■ What to produce:
Copy the listing lines word for word, starting at the line with "field-label: Message Variable 02" and ending with the line with "log-message[interactable]: 4501378483 000010", both included.

(Box annotation data)
** Start **

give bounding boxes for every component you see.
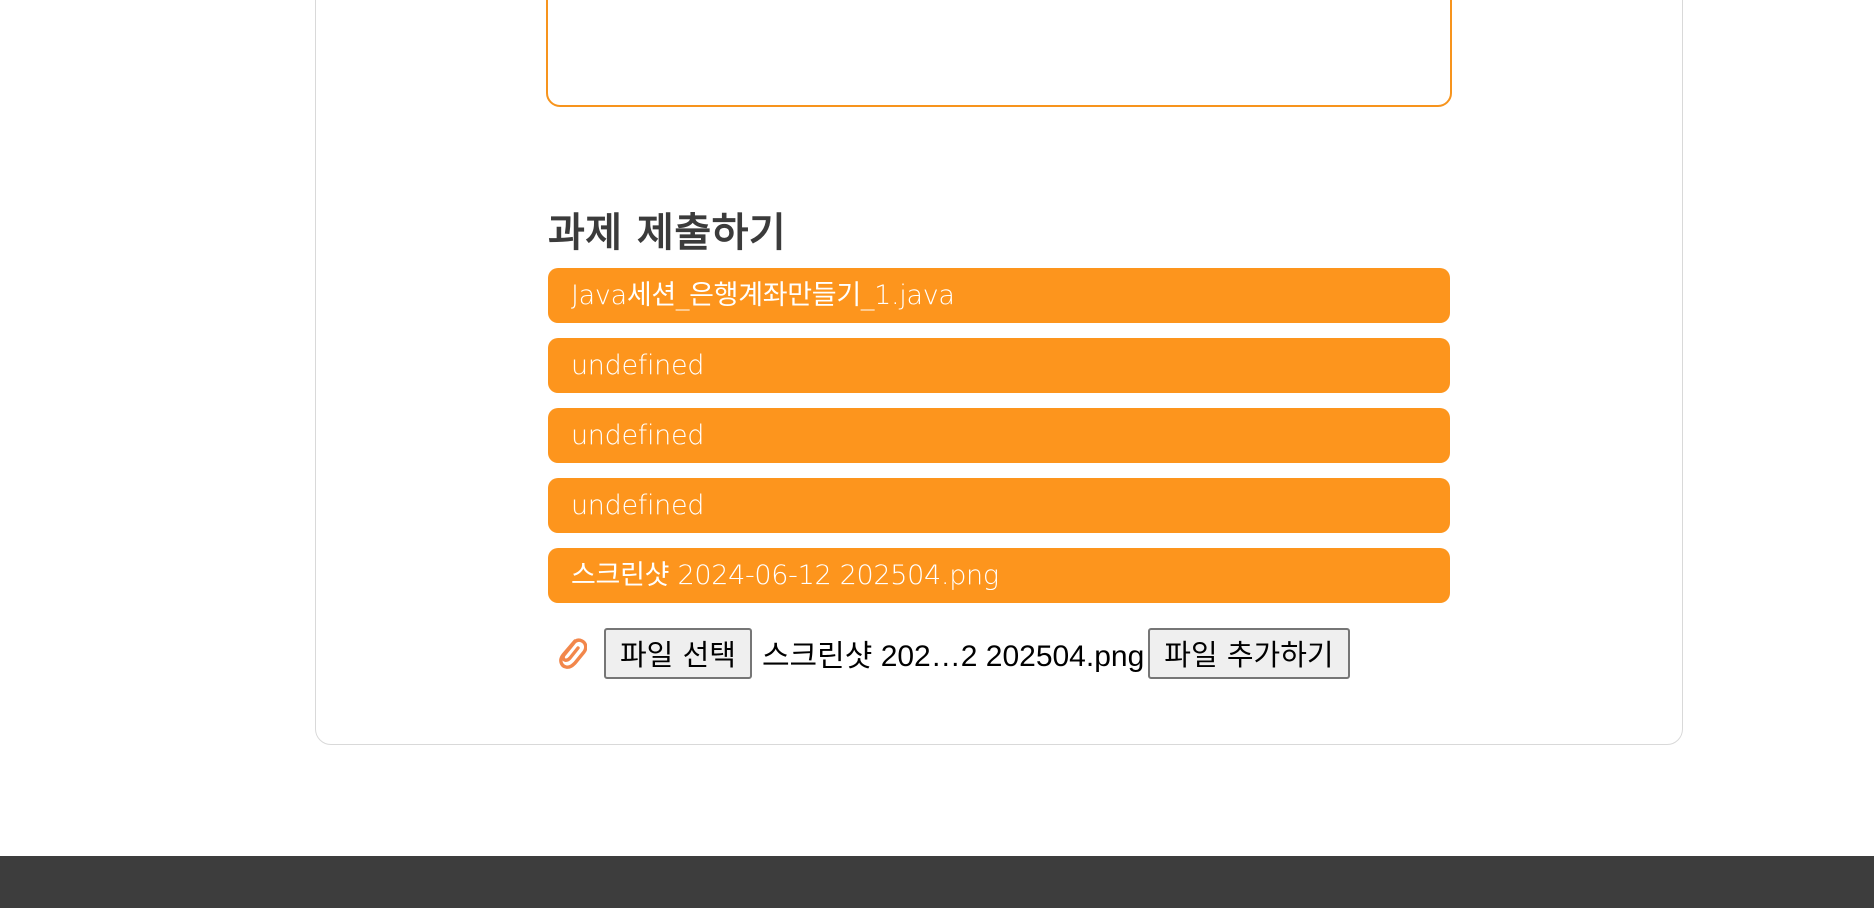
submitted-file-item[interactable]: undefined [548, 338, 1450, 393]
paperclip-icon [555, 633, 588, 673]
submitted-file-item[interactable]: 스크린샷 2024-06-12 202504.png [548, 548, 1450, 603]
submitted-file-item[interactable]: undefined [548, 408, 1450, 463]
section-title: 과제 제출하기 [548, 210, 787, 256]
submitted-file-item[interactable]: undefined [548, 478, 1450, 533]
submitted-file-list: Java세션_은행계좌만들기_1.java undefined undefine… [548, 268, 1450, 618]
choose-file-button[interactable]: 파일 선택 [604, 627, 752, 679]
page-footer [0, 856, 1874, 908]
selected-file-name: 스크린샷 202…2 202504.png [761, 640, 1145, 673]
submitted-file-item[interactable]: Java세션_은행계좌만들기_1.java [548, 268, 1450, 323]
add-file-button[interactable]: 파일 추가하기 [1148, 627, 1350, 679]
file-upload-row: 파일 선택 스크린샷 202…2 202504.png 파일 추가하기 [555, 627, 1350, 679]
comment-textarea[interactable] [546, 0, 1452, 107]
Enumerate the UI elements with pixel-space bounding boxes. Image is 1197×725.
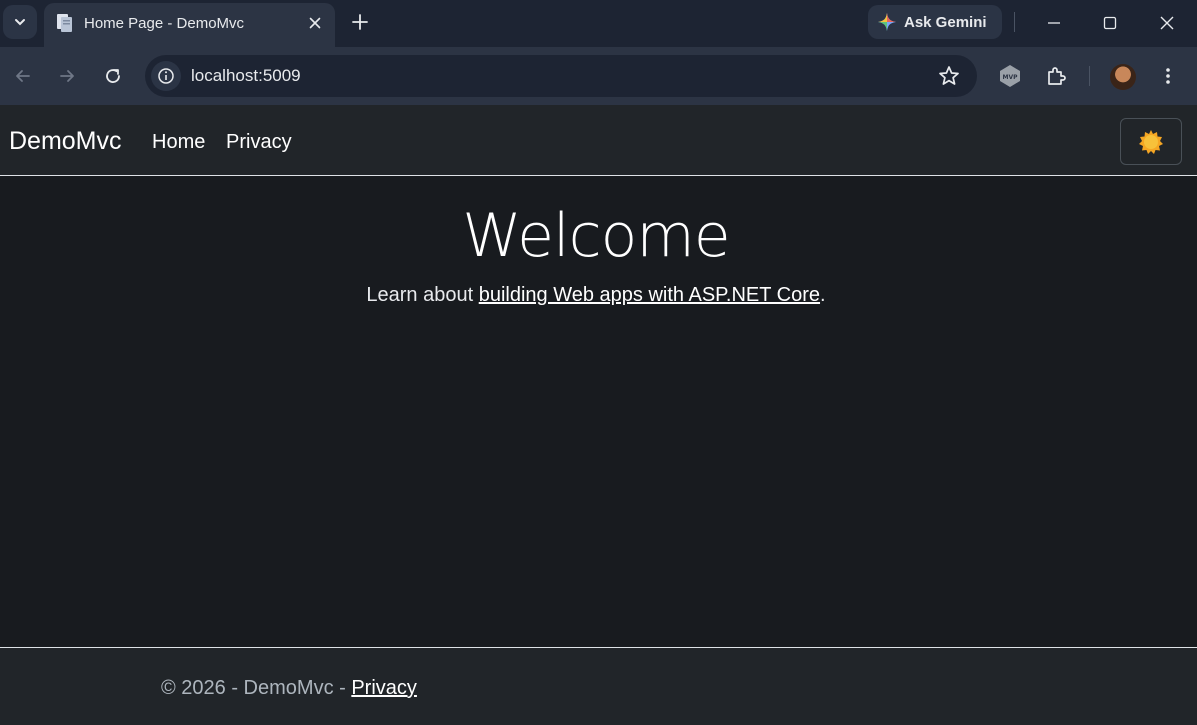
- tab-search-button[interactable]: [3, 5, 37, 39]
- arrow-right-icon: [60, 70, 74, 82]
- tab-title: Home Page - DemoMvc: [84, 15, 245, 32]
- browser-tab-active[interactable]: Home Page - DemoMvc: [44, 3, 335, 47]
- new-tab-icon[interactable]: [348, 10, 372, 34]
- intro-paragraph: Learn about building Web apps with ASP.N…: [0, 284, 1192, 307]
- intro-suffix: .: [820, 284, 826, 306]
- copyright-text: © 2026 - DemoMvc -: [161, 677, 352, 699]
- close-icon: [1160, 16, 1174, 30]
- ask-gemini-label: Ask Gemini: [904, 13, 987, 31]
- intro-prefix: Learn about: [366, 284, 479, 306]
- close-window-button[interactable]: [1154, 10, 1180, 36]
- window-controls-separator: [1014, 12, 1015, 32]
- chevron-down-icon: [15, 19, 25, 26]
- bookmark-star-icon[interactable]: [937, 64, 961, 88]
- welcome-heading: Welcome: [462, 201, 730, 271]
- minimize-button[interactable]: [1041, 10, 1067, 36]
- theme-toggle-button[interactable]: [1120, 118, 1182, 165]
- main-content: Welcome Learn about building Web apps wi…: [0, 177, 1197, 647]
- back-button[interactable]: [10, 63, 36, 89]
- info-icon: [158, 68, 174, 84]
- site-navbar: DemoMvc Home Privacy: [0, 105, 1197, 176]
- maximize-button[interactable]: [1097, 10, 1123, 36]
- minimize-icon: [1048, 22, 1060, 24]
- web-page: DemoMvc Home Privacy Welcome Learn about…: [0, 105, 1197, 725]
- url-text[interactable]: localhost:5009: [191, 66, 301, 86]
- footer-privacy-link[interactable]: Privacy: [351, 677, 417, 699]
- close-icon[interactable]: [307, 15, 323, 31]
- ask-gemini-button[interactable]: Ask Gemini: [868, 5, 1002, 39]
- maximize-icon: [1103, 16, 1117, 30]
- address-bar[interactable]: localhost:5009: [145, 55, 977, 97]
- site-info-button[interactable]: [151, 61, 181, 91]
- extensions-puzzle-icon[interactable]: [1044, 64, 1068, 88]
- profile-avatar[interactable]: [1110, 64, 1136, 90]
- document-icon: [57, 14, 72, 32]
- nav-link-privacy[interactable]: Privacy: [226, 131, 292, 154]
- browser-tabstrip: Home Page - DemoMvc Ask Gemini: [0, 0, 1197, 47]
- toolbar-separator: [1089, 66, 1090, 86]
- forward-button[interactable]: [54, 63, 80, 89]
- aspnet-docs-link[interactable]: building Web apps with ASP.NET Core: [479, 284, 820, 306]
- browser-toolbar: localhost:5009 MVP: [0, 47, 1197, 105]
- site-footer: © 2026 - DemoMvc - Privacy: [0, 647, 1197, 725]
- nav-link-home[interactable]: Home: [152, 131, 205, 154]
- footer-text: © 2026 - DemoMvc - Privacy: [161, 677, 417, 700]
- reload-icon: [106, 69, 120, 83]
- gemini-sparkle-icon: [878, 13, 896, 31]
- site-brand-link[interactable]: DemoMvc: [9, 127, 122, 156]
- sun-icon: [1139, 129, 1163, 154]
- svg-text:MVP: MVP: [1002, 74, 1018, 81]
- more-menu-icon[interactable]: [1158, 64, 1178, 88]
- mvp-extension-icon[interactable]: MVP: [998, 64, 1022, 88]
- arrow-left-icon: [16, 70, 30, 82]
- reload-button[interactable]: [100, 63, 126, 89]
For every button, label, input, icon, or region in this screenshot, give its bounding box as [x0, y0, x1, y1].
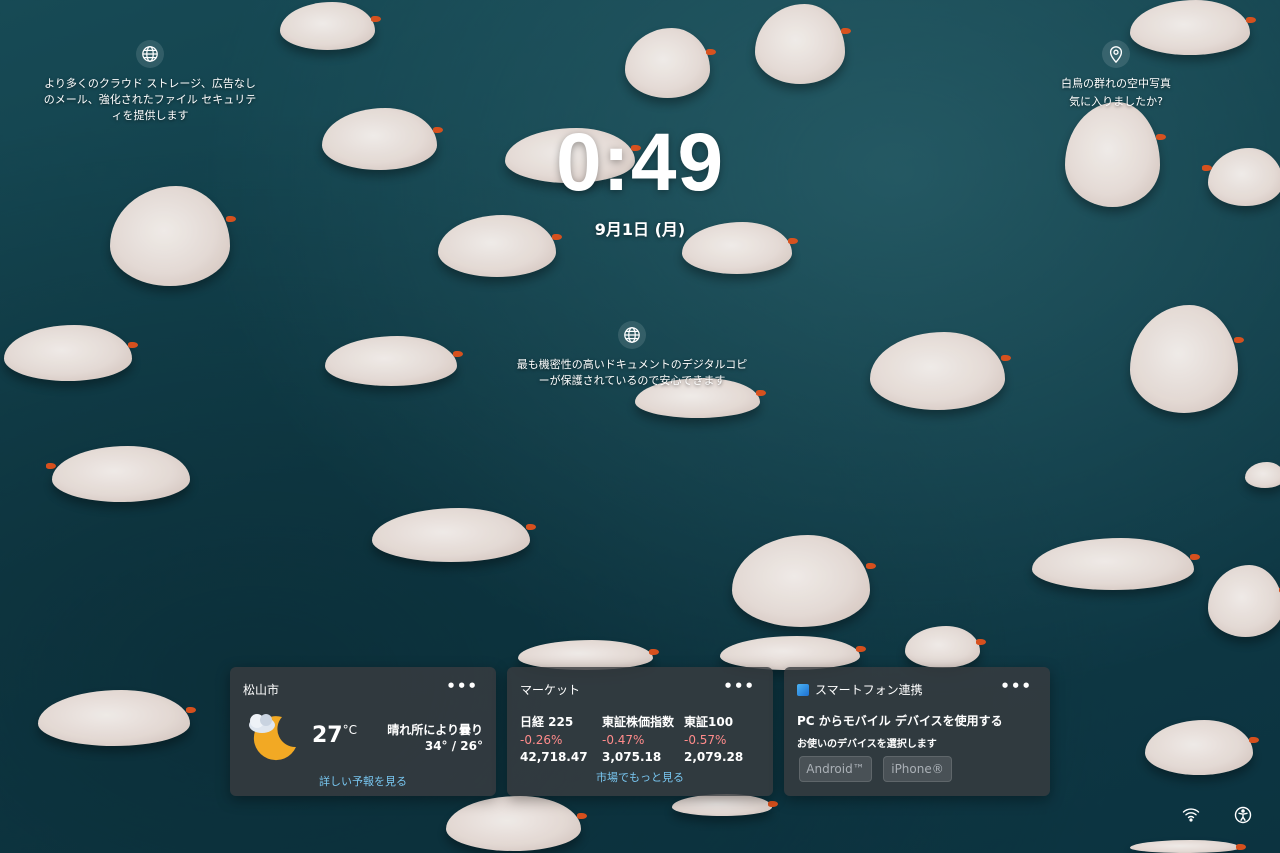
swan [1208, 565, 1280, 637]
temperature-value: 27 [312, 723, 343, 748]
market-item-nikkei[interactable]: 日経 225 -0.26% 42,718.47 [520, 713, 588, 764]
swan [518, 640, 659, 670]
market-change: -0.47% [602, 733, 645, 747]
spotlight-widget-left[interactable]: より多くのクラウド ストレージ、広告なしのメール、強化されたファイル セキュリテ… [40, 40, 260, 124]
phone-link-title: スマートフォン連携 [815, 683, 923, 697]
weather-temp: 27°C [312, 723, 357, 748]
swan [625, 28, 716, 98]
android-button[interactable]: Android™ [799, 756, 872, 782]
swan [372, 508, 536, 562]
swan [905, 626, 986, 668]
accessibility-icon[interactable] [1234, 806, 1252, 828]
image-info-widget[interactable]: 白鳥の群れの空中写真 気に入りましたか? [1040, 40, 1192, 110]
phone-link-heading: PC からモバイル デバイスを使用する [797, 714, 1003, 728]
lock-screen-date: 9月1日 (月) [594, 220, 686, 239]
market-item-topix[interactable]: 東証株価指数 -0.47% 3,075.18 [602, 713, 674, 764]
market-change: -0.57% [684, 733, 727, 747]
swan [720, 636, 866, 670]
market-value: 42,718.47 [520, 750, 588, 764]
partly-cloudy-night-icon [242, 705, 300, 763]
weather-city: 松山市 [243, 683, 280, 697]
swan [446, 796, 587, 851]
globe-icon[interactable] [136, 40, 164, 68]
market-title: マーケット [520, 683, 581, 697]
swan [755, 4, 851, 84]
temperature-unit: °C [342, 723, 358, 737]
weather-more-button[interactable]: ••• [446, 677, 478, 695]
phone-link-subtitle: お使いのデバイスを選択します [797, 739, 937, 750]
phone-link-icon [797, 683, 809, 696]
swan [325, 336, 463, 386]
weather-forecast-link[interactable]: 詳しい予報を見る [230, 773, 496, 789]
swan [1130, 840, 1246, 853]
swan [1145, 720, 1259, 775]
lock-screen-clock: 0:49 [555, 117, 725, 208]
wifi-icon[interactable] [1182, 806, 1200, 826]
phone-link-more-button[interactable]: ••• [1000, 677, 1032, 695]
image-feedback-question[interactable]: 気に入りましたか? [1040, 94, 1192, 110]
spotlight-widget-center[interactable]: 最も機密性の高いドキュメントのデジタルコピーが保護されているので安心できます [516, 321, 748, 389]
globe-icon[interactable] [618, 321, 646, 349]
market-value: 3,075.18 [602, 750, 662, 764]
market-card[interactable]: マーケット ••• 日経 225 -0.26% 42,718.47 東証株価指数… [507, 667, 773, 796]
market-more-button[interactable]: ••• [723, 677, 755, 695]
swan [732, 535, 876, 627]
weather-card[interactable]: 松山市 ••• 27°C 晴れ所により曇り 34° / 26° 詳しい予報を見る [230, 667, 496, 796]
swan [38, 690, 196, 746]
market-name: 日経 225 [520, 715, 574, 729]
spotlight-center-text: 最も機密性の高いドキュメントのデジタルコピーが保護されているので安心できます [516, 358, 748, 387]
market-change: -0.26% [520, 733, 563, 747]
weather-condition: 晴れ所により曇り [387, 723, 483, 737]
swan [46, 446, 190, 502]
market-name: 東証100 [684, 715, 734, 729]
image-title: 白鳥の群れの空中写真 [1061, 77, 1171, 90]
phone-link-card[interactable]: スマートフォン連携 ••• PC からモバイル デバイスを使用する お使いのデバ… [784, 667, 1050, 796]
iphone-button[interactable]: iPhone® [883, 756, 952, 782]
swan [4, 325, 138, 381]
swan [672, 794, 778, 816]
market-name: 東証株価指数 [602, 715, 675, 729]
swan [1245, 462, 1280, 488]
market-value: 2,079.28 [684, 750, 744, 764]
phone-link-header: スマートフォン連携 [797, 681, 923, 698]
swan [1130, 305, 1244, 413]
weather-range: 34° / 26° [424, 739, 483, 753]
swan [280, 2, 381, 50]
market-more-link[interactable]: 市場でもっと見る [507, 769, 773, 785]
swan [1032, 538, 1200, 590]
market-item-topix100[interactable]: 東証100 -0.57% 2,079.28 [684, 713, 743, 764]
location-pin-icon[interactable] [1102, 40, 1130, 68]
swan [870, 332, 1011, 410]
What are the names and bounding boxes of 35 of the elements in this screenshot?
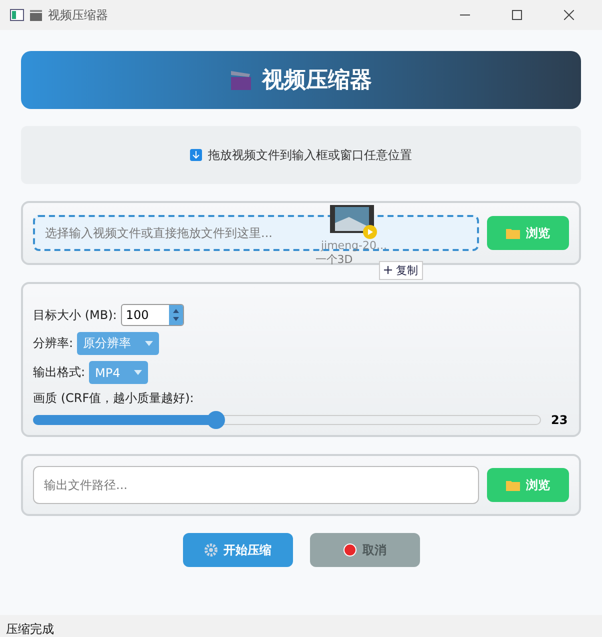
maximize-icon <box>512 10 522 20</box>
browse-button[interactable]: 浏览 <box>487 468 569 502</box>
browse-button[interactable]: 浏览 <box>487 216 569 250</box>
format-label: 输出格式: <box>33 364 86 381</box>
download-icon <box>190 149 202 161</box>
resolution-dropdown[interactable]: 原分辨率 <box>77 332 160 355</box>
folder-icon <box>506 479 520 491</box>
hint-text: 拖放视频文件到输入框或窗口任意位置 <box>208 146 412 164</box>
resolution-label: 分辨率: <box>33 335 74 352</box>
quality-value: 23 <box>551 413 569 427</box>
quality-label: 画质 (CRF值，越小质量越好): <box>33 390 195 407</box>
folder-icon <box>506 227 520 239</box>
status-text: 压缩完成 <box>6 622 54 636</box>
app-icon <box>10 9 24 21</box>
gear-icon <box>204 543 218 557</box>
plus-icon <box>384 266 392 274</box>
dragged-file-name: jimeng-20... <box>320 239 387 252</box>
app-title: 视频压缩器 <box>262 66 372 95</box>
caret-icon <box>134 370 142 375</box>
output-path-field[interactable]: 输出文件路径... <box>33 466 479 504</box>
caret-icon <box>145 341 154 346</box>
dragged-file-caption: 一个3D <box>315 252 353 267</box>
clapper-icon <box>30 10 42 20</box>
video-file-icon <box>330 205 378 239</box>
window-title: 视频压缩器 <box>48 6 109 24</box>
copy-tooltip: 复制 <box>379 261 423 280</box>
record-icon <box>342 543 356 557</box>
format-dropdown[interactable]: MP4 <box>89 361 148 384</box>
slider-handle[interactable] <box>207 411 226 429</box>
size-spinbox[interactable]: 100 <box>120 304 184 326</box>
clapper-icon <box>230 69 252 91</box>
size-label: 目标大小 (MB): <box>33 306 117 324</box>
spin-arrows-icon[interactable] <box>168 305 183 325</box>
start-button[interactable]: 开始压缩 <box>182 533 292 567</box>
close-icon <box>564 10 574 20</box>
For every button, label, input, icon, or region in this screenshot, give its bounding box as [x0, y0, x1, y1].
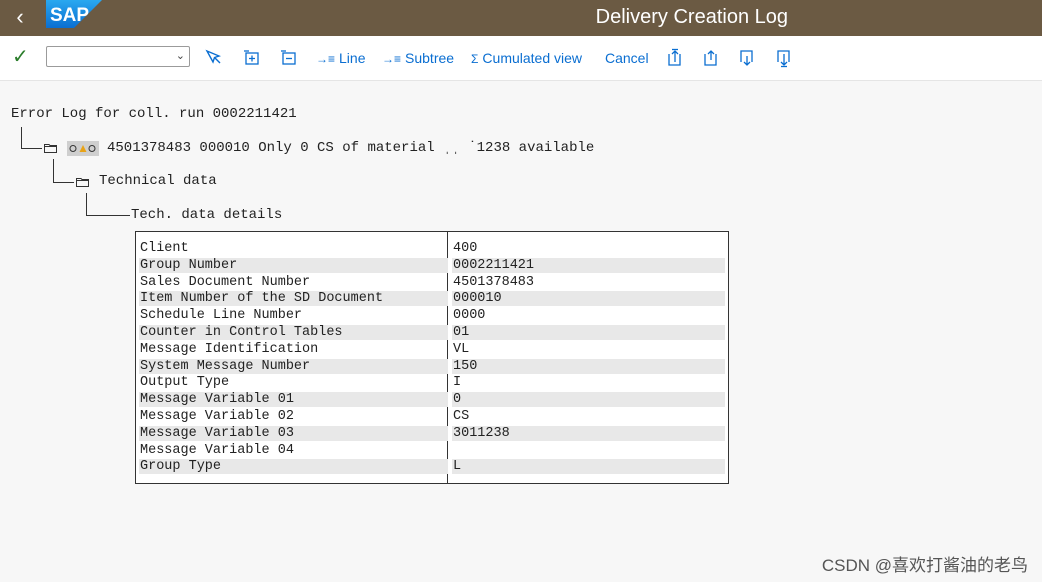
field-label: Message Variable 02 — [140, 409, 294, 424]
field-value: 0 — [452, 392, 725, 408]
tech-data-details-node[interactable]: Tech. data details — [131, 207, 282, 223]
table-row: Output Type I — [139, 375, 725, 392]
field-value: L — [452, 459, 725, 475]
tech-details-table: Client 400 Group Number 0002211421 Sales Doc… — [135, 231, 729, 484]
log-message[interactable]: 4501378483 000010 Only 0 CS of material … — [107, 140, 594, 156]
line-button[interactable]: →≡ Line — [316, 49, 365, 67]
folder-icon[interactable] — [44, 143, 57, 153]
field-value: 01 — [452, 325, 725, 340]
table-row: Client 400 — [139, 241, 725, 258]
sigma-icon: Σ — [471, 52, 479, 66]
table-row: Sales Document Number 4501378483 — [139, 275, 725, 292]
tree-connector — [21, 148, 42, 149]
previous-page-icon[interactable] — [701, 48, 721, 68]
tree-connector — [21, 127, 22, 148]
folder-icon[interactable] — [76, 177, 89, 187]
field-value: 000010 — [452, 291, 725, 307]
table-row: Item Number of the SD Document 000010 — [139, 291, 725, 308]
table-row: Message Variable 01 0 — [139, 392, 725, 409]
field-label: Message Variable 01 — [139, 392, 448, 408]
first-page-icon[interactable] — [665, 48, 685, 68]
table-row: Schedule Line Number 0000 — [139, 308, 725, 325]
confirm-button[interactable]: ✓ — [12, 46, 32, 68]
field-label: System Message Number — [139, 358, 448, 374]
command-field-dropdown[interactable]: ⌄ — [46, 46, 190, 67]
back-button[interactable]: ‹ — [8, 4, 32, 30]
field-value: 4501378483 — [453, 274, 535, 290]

** End **

■ Final answer:
field-label: Message Variable 02 — [140, 409, 294, 424]
field-value: 0 — [452, 392, 725, 408]
tech-data-details-node[interactable]: Tech. data details — [131, 207, 282, 223]
table-row: Output Type I — [139, 375, 725, 392]
field-value: L — [452, 459, 725, 475]
tech-details-table: Client 400 Group Number 0002211421 Sales Doc… — [135, 231, 729, 484]
log-message[interactable]: 4501378483 000010 Only 0 CS of material … — [107, 140, 594, 156]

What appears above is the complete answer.